◆ **Exercise**
Lines containing the string "type" are to be counted. Write only how many there are.

◆ **Extracted records**
** BEGIN **

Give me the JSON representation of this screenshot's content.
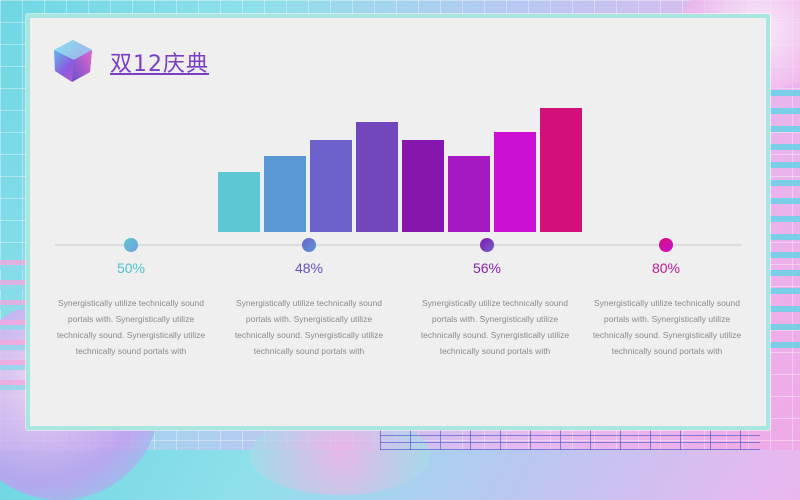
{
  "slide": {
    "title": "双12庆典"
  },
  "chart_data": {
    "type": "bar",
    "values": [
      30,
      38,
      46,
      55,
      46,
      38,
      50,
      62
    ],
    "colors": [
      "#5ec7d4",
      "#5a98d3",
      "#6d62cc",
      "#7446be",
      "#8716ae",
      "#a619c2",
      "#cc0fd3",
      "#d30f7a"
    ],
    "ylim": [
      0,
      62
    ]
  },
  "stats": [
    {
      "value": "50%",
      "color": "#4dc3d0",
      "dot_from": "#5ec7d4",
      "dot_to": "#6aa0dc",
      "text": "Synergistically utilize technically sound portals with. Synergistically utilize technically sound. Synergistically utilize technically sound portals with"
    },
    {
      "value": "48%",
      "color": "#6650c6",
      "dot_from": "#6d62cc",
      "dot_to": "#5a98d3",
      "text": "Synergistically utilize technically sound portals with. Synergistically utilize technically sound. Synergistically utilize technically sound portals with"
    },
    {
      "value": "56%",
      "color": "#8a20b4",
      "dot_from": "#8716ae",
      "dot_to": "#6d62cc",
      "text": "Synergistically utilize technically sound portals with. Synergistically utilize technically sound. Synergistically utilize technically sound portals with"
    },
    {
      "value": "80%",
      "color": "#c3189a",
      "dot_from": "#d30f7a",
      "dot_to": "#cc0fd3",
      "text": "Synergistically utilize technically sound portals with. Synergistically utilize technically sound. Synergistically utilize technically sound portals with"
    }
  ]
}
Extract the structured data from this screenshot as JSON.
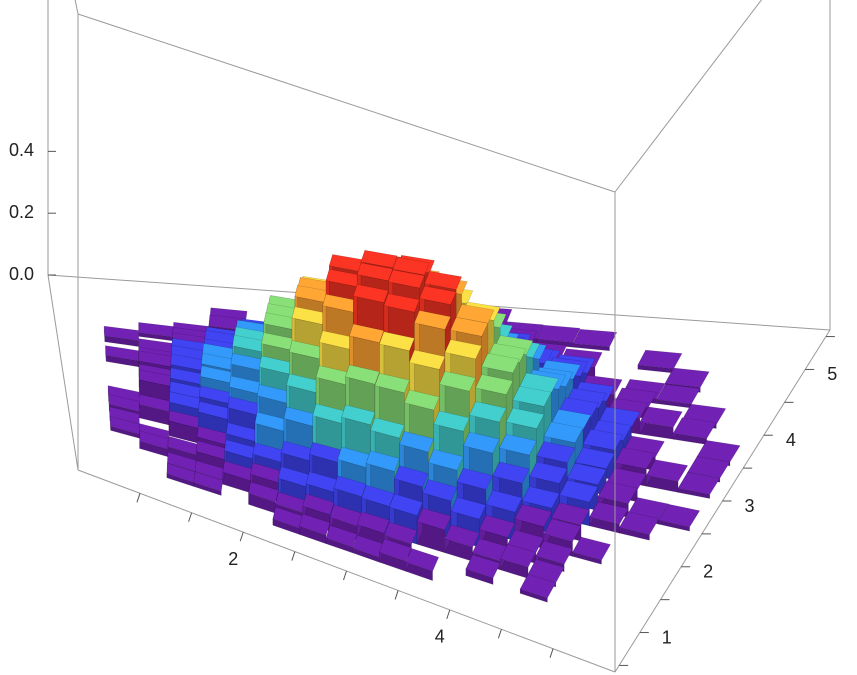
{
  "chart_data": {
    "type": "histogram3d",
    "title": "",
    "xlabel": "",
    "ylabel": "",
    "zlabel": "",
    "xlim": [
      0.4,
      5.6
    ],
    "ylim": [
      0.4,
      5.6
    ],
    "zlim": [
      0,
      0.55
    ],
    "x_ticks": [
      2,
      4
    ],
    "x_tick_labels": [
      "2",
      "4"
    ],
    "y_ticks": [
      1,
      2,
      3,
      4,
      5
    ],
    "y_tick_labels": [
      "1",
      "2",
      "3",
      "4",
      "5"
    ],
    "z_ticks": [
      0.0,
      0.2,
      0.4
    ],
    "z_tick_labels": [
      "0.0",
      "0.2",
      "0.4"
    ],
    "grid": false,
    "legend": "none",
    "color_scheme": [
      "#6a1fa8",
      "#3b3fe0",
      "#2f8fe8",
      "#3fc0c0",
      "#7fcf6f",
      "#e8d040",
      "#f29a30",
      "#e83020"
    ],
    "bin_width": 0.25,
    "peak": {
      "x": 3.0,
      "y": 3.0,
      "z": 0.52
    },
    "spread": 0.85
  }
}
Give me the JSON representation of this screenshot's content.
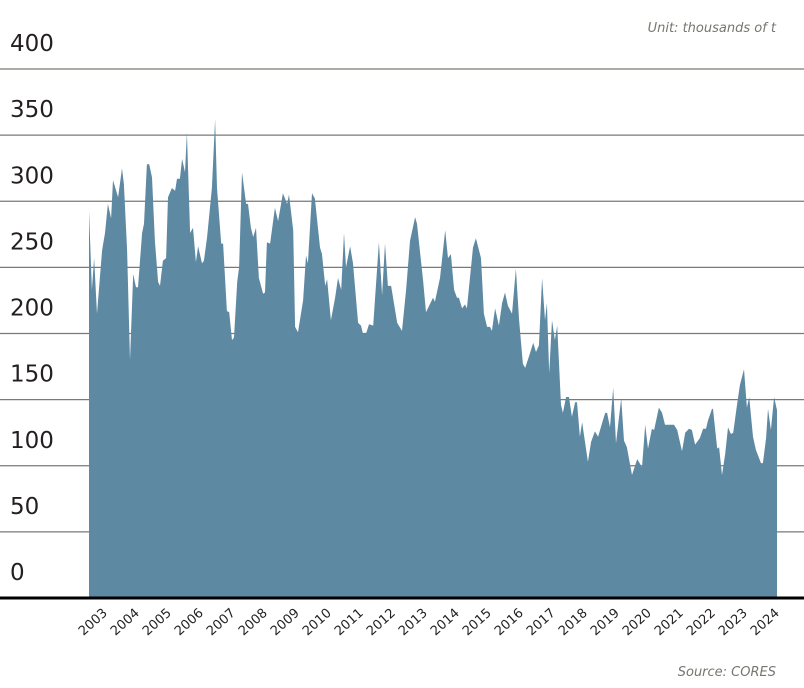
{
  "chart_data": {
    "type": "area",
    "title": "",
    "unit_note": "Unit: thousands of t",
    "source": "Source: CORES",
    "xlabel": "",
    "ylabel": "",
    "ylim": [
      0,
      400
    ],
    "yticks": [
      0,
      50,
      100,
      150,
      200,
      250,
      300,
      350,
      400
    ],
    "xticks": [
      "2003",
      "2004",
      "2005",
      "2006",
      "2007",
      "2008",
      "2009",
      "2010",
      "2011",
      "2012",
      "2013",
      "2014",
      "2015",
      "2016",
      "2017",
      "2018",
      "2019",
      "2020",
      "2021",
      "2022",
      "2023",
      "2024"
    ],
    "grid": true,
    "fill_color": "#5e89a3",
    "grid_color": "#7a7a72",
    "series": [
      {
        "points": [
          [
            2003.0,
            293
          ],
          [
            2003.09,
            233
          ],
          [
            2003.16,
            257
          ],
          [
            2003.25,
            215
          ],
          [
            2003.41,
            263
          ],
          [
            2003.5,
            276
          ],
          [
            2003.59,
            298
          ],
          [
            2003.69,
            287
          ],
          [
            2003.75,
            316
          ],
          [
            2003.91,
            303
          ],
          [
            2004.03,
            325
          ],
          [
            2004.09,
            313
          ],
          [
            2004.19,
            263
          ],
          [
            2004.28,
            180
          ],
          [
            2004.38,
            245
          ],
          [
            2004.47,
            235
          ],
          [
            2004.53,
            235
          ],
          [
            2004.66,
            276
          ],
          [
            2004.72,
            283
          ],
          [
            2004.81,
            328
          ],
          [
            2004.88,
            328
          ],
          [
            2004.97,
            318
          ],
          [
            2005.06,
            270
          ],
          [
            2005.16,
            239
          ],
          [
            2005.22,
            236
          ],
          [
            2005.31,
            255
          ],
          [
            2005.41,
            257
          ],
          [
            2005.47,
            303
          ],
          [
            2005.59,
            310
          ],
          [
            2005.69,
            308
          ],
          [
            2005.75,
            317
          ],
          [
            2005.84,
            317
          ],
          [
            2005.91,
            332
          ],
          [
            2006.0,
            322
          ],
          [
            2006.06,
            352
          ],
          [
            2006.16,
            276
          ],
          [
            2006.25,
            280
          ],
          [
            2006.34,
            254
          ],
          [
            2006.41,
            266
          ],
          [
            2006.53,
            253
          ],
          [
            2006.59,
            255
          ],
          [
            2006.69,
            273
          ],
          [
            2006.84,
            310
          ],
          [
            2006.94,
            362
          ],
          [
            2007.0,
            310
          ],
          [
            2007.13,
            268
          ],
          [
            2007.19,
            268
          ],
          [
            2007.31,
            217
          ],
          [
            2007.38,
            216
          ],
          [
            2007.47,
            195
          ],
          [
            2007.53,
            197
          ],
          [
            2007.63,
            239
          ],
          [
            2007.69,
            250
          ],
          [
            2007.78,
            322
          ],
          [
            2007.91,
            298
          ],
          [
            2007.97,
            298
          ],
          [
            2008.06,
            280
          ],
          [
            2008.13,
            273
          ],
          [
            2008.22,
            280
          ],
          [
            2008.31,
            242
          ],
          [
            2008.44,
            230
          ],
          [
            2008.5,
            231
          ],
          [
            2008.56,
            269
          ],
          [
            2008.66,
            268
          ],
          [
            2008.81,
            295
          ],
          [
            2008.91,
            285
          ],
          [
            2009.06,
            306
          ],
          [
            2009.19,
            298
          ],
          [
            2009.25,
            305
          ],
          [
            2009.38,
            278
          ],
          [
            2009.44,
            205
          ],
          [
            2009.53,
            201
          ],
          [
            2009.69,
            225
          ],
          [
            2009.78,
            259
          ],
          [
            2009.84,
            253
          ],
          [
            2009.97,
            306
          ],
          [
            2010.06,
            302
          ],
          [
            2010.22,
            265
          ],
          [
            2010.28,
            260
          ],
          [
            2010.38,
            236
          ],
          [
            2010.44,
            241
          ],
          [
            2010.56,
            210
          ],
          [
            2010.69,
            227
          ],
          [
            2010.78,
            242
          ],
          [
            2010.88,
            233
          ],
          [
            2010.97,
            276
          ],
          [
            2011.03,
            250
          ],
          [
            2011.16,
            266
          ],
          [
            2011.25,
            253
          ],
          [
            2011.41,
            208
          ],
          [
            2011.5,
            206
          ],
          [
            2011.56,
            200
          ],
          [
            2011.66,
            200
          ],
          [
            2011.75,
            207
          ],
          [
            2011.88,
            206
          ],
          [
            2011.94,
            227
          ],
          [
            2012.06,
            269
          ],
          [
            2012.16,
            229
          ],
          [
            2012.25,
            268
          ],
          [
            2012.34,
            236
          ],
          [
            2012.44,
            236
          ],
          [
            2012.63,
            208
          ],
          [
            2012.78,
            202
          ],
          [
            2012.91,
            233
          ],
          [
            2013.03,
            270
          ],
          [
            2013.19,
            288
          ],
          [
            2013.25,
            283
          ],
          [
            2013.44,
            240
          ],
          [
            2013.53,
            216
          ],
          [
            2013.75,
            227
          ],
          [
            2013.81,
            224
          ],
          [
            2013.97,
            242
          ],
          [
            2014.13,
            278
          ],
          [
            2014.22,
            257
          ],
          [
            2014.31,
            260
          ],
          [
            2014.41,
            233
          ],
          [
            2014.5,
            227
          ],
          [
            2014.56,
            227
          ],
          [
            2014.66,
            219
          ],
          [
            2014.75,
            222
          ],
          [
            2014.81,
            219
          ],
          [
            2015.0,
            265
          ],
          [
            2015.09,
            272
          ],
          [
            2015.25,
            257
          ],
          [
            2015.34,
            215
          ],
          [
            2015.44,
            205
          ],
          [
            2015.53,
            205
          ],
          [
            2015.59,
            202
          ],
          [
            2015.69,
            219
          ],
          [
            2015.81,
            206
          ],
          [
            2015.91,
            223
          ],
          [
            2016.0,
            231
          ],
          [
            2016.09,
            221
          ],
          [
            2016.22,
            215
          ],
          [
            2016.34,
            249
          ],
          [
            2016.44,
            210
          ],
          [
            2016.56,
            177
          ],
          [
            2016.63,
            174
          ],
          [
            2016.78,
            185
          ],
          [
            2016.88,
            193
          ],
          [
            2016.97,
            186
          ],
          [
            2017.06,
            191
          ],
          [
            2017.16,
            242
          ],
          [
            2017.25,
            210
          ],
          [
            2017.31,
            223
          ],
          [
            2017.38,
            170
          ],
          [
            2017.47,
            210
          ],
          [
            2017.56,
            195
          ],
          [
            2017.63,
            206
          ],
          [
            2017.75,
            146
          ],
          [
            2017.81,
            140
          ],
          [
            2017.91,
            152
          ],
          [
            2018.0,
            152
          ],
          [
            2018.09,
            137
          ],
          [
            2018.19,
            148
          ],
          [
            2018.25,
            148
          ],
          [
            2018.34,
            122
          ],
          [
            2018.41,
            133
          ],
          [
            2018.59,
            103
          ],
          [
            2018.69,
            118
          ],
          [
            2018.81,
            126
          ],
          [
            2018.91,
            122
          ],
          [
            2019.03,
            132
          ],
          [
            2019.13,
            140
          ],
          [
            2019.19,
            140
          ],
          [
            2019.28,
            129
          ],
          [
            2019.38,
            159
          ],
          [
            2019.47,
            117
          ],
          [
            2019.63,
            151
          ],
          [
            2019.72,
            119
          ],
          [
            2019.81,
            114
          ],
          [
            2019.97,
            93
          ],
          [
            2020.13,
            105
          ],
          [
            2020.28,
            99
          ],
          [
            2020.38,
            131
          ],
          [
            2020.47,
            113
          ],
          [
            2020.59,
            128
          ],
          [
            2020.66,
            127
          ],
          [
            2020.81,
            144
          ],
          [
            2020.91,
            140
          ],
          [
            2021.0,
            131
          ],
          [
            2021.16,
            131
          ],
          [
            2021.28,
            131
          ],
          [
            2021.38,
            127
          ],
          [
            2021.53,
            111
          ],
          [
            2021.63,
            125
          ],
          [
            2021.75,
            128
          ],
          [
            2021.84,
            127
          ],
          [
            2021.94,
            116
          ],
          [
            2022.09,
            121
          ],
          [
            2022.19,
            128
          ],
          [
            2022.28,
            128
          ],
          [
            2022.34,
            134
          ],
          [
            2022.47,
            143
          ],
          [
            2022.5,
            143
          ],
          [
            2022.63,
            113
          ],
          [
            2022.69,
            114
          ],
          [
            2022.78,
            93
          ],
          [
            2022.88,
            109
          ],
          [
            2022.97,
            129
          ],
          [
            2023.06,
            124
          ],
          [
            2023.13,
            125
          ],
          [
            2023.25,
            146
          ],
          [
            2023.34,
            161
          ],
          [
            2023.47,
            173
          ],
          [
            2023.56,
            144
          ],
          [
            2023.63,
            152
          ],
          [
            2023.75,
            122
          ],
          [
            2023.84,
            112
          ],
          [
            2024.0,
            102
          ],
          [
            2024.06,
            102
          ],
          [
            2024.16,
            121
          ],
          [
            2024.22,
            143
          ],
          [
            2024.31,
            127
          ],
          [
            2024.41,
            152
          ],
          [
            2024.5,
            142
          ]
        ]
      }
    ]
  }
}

** END **

◆ **Exercise answer**
3